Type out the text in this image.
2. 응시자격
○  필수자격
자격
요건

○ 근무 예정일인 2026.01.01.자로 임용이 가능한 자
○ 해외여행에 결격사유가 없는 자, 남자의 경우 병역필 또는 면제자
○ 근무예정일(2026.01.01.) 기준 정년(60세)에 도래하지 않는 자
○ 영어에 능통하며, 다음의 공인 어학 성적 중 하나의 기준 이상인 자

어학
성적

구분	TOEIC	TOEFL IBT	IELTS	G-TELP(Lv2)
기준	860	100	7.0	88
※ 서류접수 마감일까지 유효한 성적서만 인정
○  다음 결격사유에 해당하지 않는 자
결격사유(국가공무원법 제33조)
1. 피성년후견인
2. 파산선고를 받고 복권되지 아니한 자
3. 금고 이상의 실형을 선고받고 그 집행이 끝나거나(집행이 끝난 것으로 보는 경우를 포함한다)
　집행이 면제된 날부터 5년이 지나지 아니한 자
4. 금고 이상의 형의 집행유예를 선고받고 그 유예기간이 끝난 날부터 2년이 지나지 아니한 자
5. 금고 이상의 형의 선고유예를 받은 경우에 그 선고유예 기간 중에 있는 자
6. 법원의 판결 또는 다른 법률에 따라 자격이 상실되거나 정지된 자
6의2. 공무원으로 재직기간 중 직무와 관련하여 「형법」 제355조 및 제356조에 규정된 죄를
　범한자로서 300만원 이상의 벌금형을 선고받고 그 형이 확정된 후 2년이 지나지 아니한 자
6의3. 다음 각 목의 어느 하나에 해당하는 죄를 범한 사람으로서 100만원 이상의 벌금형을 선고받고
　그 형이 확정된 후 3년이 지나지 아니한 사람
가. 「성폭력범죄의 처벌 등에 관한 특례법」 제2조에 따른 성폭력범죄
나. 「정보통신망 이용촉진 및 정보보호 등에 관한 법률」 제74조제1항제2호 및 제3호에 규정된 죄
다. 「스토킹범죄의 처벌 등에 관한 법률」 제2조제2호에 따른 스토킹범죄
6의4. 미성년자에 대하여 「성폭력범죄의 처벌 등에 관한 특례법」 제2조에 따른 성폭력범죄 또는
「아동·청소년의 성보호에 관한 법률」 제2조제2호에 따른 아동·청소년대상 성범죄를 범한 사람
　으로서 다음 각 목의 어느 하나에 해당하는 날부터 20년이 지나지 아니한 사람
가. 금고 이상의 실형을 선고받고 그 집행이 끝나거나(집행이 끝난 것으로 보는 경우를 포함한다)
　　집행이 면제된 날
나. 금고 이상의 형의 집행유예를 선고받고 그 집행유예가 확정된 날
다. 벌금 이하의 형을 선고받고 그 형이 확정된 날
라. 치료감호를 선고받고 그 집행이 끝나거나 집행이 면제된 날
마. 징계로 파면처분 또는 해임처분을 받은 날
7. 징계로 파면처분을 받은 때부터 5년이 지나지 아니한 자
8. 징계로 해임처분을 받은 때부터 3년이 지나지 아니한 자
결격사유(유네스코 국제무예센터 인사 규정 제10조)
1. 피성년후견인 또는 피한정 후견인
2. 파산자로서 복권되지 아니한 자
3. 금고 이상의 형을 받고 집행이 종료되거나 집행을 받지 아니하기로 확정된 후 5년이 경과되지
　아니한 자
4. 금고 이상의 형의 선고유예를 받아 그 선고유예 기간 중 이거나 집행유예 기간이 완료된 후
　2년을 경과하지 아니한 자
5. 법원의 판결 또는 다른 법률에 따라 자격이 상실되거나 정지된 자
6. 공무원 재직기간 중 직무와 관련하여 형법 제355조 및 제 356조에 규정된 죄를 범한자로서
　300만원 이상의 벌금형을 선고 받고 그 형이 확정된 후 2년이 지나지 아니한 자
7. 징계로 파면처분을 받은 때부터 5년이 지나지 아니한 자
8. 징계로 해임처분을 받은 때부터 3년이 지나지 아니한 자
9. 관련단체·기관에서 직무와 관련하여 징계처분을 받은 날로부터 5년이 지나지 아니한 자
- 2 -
┄┄┄┄┄┄┄┄┄┄┄┄┄┄┄┄┄┄┄┄
§ **INSTRUCTIONS FOR THE TASK**
Write the material out exactly, with nothing left out.

§ **RESPONSE TO THIS TASK**
Type out the text in this image.
2. 응시자격
○  필수자격
자격
요건

○ 근무 예정일인 2026.01.01.자로 임용이 가능한 자
○ 해외여행에 결격사유가 없는 자, 남자의 경우 병역필 또는 면제자
○ 근무예정일(2026.01.01.) 기준 정년(60세)에 도래하지 않는 자
○ 영어에 능통하며, 다음의 공인 어학 성적 중 하나의 기준 이상인 자

어학
성적

구분	TOEIC	TOEFL IBT	IELTS	G-TELP(Lv2)
기준	860	100	7.0	88
※ 서류접수 마감일까지 유효한 성적서만 인정
○  다음 결격사유에 해당하지 않는 자
결격사유(국가공무원법 제33조)
1. 피성년후견인
2. 파산선고를 받고 복권되지 아니한 자
3. 금고 이상의 실형을 선고받고 그 집행이 끝나거나(집행이 끝난 것으로 보는 경우를 포함한다)
　집행이 면제된 날부터 5년이 지나지 아니한 자
4. 금고 이상의 형의 집행유예를 선고받고 그 유예기간이 끝난 날부터 2년이 지나지 아니한 자
5. 금고 이상의 형의 선고유예를 받은 경우에 그 선고유예 기간 중에 있는 자
6. 법원의 판결 또는 다른 법률에 따라 자격이 상실되거나 정지된 자
6의2. 공무원으로 재직기간 중 직무와 관련하여 「형법」 제355조 및 제356조에 규정된 죄를
　범한자로서 300만원 이상의 벌금형을 선고받고 그 형이 확정된 후 2년이 지나지 아니한 자
6의3. 다음 각 목의 어느 하나에 해당하는 죄를 범한 사람으로서 100만원 이상의 벌금형을 선고받고
　그 형이 확정된 후 3년이 지나지 아니한 사람
가. 「성폭력범죄의 처벌 등에 관한 특례법」 제2조에 따른 성폭력범죄
나. 「정보통신망 이용촉진 및 정보보호 등에 관한 법률」 제74조제1항제2호 및 제3호에 규정된 죄
다. 「스토킹범죄의 처벌 등에 관한 법률」 제2조제2호에 따른 스토킹범죄
6의4. 미성년자에 대하여 「성폭력범죄의 처벌 등에 관한 특례법」 제2조에 따른 성폭력범죄 또는
「아동·청소년의 성보호에 관한 법률」 제2조제2호에 따른 아동·청소년대상 성범죄를 범한 사람
　으로서 다음 각 목의 어느 하나에 해당하는 날부터 20년이 지나지 아니한 사람
가. 금고 이상의 실형을 선고받고 그 집행이 끝나거나(집행이 끝난 것으로 보는 경우를 포함한다)
　　집행이 면제된 날
나. 금고 이상의 형의 집행유예를 선고받고 그 집행유예가 확정된 날
다. 벌금 이하의 형을 선고받고 그 형이 확정된 날
라. 치료감호를 선고받고 그 집행이 끝나거나 집행이 면제된 날
마. 징계로 파면처분 또는 해임처분을 받은 날
7. 징계로 파면처분을 받은 때부터 5년이 지나지 아니한 자
8. 징계로 해임처분을 받은 때부터 3년이 지나지 아니한 자
결격사유(유네스코 국제무예센터 인사 규정 제10조)
1. 피성년후견인 또는 피한정 후견인
2. 파산자로서 복권되지 아니한 자
3. 금고 이상의 형을 받고 집행이 종료되거나 집행을 받지 아니하기로 확정된 후 5년이 경과되지
　아니한 자
4. 금고 이상의 형의 선고유예를 받아 그 선고유예 기간 중 이거나 집행유예 기간이 완료된 후
　2년을 경과하지 아니한 자
5. 법원의 판결 또는 다른 법률에 따라 자격이 상실되거나 정지된 자
6. 공무원 재직기간 중 직무와 관련하여 형법 제355조 및 제 356조에 규정된 죄를 범한자로서
　300만원 이상의 벌금형을 선고 받고 그 형이 확정된 후 2년이 지나지 아니한 자
7. 징계로 파면처분을 받은 때부터 5년이 지나지 아니한 자
8. 징계로 해임처분을 받은 때부터 3년이 지나지 아니한 자
9. 관련단체·기관에서 직무와 관련하여 징계처분을 받은 날로부터 5년이 지나지 아니한 자
- 2 -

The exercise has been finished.